▶ [Available data]
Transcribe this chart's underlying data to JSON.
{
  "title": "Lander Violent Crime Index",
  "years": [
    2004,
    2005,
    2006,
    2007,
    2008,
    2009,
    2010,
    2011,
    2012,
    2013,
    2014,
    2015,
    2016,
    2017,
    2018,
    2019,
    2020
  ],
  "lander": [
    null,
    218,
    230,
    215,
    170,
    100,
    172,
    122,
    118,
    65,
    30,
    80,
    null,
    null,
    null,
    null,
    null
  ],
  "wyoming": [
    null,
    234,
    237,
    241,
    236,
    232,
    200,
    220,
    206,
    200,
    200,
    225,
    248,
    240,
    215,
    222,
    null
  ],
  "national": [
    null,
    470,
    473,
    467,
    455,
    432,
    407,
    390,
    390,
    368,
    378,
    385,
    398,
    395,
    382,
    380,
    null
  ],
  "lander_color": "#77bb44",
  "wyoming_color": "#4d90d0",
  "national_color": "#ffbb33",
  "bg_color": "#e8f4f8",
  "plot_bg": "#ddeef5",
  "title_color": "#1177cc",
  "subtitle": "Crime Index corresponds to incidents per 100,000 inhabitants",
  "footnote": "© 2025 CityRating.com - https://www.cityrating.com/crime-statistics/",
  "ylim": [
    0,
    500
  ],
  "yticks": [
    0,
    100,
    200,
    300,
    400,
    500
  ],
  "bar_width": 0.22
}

▶ [What you are asked to do] All of the entries above must be quoted exactly.

▶ [Exercise solution]
Transcribe this chart's underlying data to JSON.
{
  "title": "Lander Violent Crime Index",
  "years": [
    2004,
    2005,
    2006,
    2007,
    2008,
    2009,
    2010,
    2011,
    2012,
    2013,
    2014,
    2015,
    2016,
    2017,
    2018,
    2019,
    2020
  ],
  "lander": [
    null,
    218,
    230,
    215,
    170,
    100,
    172,
    122,
    118,
    65,
    30,
    80,
    null,
    null,
    null,
    null,
    null
  ],
  "wyoming": [
    null,
    234,
    237,
    241,
    236,
    232,
    200,
    220,
    206,
    200,
    200,
    225,
    248,
    240,
    215,
    222,
    null
  ],
  "national": [
    null,
    470,
    473,
    467,
    455,
    432,
    407,
    390,
    390,
    368,
    378,
    385,
    398,
    395,
    382,
    380,
    null
  ],
  "lander_color": "#77bb44",
  "wyoming_color": "#4d90d0",
  "national_color": "#ffbb33",
  "bg_color": "#e8f4f8",
  "plot_bg": "#ddeef5",
  "title_color": "#1177cc",
  "subtitle": "Crime Index corresponds to incidents per 100,000 inhabitants",
  "footnote": "© 2025 CityRating.com - https://www.cityrating.com/crime-statistics/",
  "ylim": [
    0,
    500
  ],
  "yticks": [
    0,
    100,
    200,
    300,
    400,
    500
  ],
  "bar_width": 0.22
}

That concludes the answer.